**DATA FOR THIS TASK**
<<<<

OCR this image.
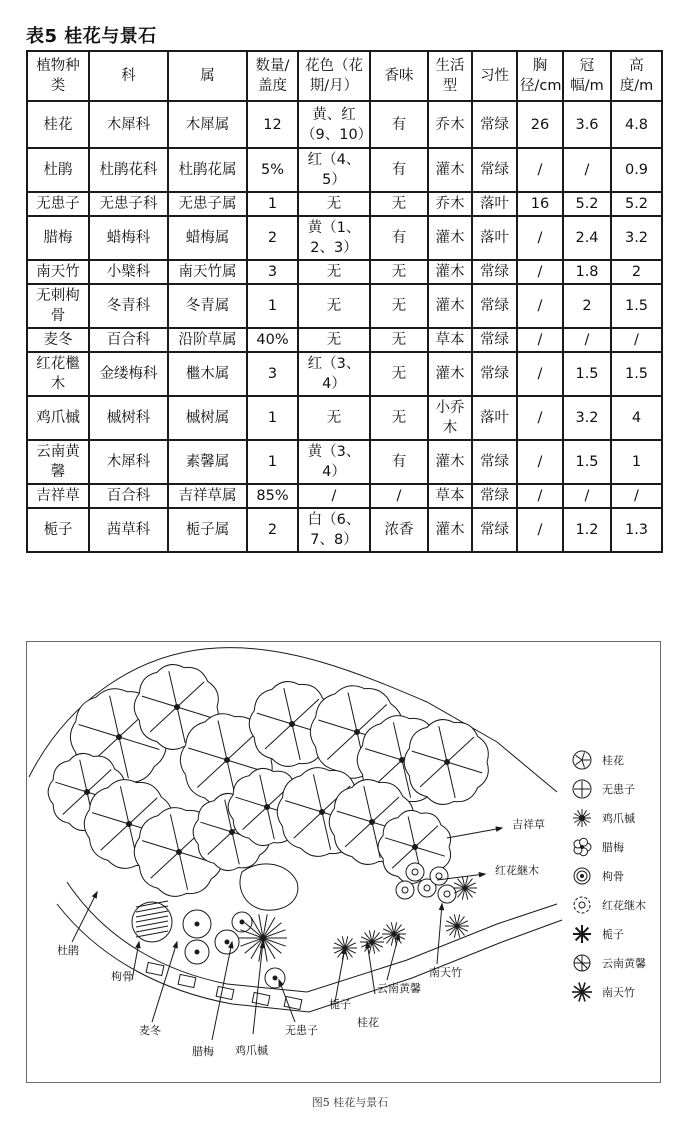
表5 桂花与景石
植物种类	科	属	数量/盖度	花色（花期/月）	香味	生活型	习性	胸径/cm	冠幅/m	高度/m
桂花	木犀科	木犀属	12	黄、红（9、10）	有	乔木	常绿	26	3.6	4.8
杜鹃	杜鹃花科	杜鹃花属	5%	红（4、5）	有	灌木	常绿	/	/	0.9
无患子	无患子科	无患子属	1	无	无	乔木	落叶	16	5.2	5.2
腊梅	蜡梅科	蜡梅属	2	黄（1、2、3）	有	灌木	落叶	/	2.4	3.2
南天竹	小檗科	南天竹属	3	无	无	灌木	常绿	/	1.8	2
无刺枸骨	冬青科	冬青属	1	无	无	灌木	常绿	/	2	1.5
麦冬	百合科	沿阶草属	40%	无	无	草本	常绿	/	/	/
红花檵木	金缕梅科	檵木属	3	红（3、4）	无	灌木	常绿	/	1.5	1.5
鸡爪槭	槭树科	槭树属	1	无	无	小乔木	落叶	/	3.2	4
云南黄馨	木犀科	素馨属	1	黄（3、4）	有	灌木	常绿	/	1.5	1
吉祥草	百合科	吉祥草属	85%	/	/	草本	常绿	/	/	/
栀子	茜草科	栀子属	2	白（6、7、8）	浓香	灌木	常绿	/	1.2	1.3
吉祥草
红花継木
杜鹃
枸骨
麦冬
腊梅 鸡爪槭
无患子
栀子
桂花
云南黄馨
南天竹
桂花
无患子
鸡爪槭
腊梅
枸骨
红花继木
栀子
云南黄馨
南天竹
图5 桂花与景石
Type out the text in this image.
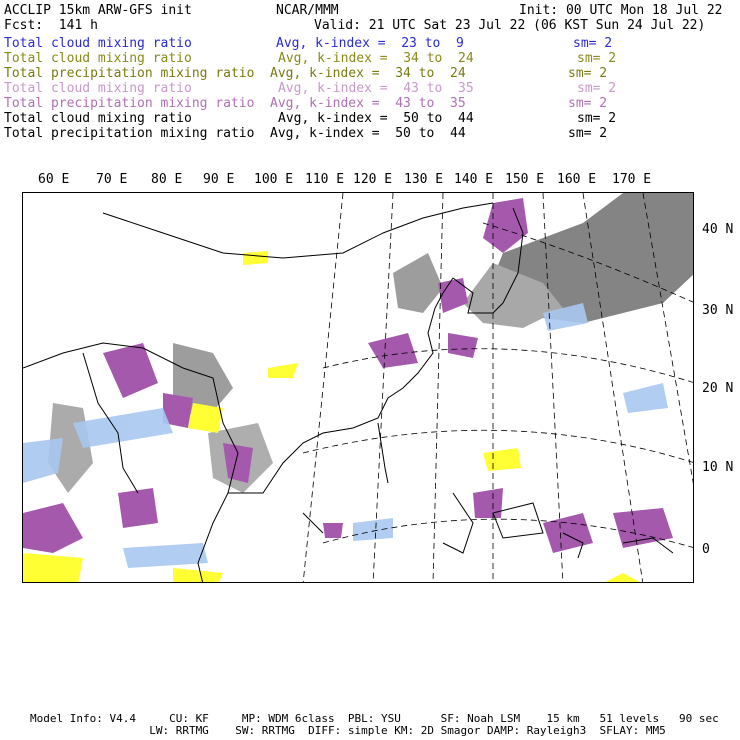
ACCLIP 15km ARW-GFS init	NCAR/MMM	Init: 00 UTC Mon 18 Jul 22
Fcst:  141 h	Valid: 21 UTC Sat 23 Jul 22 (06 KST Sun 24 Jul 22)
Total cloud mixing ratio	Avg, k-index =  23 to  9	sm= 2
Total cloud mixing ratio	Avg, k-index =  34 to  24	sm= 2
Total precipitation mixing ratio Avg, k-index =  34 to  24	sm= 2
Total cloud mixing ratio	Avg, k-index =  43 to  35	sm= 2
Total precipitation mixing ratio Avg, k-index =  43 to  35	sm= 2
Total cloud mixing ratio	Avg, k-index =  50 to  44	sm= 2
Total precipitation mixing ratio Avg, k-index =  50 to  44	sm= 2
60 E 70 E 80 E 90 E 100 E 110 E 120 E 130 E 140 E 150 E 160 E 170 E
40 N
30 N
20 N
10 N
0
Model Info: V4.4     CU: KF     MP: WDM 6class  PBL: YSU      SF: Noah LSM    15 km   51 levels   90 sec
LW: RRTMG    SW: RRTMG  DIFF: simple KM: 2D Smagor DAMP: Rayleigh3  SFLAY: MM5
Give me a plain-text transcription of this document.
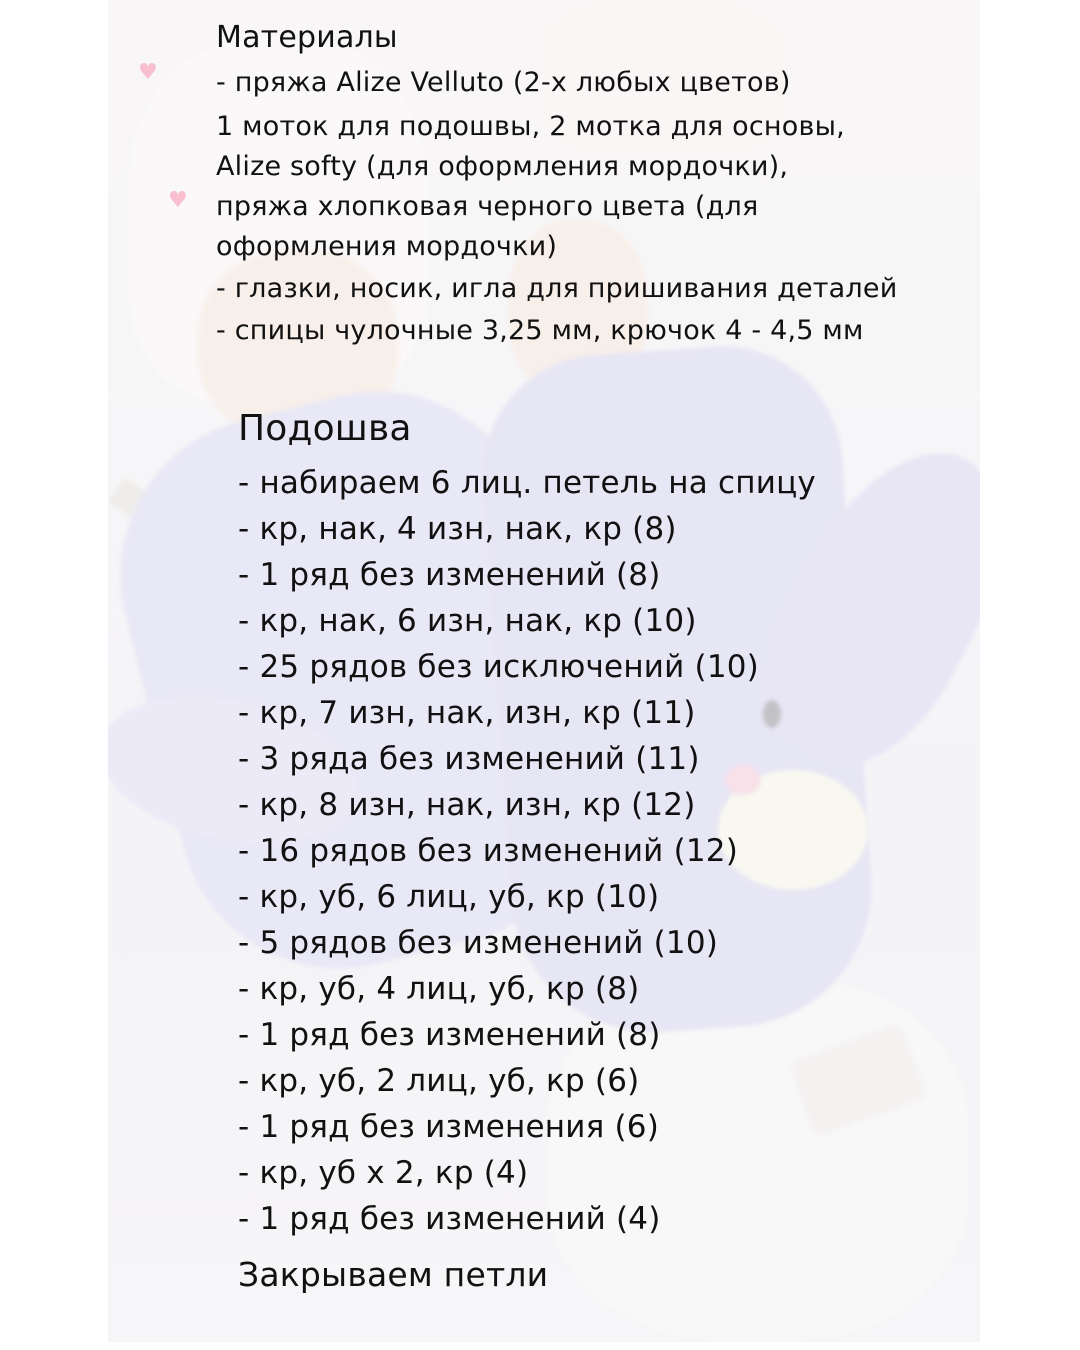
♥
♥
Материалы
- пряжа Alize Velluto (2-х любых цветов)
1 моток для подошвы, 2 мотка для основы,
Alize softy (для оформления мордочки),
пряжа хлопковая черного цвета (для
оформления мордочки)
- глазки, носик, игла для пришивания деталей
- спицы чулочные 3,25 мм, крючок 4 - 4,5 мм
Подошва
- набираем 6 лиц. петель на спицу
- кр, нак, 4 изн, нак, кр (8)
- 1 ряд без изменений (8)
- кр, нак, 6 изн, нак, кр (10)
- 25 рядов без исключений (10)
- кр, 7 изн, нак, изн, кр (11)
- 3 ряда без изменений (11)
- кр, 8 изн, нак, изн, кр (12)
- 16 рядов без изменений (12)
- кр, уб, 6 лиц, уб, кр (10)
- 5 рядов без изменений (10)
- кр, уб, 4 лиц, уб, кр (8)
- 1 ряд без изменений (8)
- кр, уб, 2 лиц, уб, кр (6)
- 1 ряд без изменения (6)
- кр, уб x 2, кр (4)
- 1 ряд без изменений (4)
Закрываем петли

>>>>
<<<<

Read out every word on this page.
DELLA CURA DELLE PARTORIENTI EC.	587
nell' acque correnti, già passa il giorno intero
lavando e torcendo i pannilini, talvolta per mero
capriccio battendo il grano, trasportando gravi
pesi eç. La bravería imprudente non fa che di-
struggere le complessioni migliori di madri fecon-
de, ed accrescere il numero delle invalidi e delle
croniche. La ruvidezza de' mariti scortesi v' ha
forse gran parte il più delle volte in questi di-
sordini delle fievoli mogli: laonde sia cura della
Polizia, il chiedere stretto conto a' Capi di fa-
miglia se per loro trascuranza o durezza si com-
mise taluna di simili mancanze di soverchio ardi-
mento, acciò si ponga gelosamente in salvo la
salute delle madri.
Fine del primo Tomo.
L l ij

>>>>

**GIVEN INSTRUCTION**
Copy out every line holding the string "cloud".

**ANSWER FOR THIS EXERCISE**
Total cloud mixing ratio	Avg, k-index =  23 to  9	sm= 2
Total cloud mixing ratio	Avg, k-index =  34 to  24	sm= 2
Total cloud mixing ratio	Avg, k-index =  43 to  35	sm= 2
Total cloud mixing ratio	Avg, k-index =  50 to  44	sm= 2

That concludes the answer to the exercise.